TASK DESCRIPTION:
Reproduce the pilgrimage journal entry below in full, without any changes.
*** SELECTED EXCERPT
The Tough Life of a Pilgrim

August 10, 2013

The journey of a pilgrim is not easy. There are many hazards along the way – blisters and getting lost are the small prices to pay. The road can be very dangerous as well. The descents are very tricky and loose stones are everywhere. You sometimes have to walk on the roadway and there is no shoulder to provide a margin of safety from oncoming traffic. I can’t imagine what it’s like when it rains.

I’m reflecting on this as I sit by the swimming pool in Villatuerta enjoying a cold beer.

Since I walked a few more miles than expected yesterday, I planned to walk less than planned today. I got on the road by 8 am and walked to Puente La Reina for breakfast of coffee, juice and a croissant, There’s a really cool Roman bridge as you leave town.

Other towns were spread out fairly evenly so I didn’t have to carry much water or food. The path was really busy today. There were several sections that resembled traffic jambs. The good part was that I was able to meet a lot of folks, including two brothers from Oberammergau who participated in the famous playa in 2010. I also walked with two ladies from South Africa who were carrying small packs and using the luggage transport service. Their only question about my albergue was about the bathrooms. I don’t think I’ll be seeing them in any algergues along the trail. Also walked with an Australian ballet dancer who was working the the company in Wurzburg, Germany. He had broken his foot during a performance (ouch!) and was therefore taking some time off for rehab.

I got to walk quite a while with Jill and Murray, a lovely couple from New Zealand. We walked quite a while up some very tough hills and their age did not seem to be a burden. Turns out Jill had both knees replaced in December. She was also a breast cancer survivor. We talked quite a bit and learned that he was a chemistry professor at University of Illinois when I attended in the 1970’s. I told him I had never taken a Chemistry course in my life and he said “Lucky guy.”
******
*** DATA FOR ANALYSIS
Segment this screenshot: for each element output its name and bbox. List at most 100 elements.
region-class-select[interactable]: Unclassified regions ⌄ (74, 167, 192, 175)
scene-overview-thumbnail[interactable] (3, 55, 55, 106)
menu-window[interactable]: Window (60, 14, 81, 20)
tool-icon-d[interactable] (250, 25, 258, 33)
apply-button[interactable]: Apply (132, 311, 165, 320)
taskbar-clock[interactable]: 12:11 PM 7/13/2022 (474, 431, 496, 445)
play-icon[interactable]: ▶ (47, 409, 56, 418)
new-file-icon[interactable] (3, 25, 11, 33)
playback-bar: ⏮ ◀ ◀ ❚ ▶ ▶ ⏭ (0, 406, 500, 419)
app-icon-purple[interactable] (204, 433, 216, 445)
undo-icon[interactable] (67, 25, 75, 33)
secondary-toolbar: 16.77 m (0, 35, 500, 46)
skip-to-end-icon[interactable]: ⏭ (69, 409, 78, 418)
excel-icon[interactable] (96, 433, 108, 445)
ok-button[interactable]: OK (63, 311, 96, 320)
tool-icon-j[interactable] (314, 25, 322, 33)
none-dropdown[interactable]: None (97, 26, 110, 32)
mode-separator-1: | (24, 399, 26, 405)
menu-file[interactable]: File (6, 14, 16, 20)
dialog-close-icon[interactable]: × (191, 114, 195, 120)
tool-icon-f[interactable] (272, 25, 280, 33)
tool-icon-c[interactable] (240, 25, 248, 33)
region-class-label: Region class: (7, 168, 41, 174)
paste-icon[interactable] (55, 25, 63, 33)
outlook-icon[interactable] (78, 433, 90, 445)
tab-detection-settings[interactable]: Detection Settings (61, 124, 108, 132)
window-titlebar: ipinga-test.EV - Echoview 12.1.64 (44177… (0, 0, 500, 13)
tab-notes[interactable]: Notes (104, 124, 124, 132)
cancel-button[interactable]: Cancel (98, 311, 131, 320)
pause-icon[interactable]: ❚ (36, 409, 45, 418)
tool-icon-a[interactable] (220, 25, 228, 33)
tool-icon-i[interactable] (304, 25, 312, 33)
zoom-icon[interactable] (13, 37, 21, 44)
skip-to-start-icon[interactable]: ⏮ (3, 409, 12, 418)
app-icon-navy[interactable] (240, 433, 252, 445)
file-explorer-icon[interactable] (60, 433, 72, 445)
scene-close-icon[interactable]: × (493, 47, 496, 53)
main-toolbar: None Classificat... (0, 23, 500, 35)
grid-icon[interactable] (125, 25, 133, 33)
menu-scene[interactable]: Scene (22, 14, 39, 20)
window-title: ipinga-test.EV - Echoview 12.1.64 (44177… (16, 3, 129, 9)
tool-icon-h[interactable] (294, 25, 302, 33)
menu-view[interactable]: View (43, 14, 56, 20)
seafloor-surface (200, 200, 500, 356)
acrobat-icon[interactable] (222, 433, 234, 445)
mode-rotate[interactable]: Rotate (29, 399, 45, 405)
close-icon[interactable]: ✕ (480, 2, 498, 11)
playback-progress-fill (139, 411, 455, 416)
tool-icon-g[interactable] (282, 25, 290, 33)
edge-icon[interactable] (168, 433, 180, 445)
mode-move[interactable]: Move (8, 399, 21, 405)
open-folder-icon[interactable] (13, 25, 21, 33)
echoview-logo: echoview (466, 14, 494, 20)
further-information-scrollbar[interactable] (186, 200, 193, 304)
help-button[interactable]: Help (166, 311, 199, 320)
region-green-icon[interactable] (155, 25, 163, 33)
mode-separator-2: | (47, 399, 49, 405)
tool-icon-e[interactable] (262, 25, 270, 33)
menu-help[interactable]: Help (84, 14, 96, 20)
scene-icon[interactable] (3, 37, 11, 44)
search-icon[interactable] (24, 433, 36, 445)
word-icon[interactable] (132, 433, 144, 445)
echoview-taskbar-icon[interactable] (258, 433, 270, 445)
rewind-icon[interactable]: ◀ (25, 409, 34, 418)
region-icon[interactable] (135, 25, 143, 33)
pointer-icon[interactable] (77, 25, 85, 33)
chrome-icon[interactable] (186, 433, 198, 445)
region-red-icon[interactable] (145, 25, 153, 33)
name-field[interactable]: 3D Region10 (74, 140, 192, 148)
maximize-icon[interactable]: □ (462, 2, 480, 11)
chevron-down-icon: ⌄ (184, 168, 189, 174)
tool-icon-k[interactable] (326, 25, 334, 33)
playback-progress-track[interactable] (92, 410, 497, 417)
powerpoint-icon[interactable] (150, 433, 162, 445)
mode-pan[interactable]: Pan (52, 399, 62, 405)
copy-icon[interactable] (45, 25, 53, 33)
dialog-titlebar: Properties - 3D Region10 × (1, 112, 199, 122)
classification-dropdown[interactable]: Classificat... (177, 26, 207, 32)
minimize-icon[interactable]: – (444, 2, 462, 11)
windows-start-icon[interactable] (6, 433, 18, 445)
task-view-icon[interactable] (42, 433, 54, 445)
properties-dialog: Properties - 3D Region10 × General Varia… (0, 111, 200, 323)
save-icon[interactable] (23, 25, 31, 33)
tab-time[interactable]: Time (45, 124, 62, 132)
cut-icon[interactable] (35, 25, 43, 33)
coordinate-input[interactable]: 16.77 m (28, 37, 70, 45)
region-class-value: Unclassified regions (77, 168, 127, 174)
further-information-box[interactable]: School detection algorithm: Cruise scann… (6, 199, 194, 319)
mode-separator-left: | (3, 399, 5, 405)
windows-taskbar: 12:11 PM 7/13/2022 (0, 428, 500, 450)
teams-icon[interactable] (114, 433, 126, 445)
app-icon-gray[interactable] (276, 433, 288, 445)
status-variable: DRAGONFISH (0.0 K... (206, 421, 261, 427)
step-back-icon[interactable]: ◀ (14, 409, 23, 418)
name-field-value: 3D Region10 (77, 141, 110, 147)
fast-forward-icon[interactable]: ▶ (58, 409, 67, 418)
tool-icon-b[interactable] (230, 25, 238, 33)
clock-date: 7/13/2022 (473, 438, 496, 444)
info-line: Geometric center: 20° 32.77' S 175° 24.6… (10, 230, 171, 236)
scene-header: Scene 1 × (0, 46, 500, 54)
******
YOUR RESPONSE:
The Tough Life of a Pilgrim

August 10, 2013

The journey of a pilgrim is not easy. There are many hazards along the way – blisters and getting lost are the small prices to pay. The road can be very dangerous as well. The descents are very tricky and loose stones are everywhere. You sometimes have to walk on the roadway and there is no shoulder to provide a margin of safety from oncoming traffic. I can’t imagine what it’s like when it rains.

I’m reflecting on this as I sit by the swimming pool in Villatuerta enjoying a cold beer.

Since I walked a few more miles than expected yesterday, I planned to walk less than planned today. I got on the road by 8 am and walked to Puente La Reina for breakfast of coffee, juice and a croissant, There’s a really cool Roman bridge as you leave town.

Other towns were spread out fairly evenly so I didn’t have to carry much water or food. The path was really busy today. There were several sections that resembled traffic jambs. The good part was that I was able to meet a lot of folks, including two brothers from Oberammergau who participated in the famous playa in 2010. I also walked with two ladies from South Africa who were carrying small packs and using the luggage transport service. Their only question about my albergue was about the bathrooms. I don’t think I’ll be seeing them in any algergues along the trail. Also walked with an Australian ballet dancer who was working the the company in Wurzburg, Germany. He had broken his foot during a performance (ouch!) and was therefore taking some time off for rehab.

I got to walk quite a while with Jill and Murray, a lovely couple from New Zealand. We walked quite a while up some very tough hills and their age did not seem to be a burden. Turns out Jill had both knees replaced in December. She was also a breast cancer survivor. We talked quite a bit and learned that he was a chemistry professor at University of Illinois when I attended in the 1970’s. I told him I had never taken a Chemistry course in my life and he said “Lucky guy.”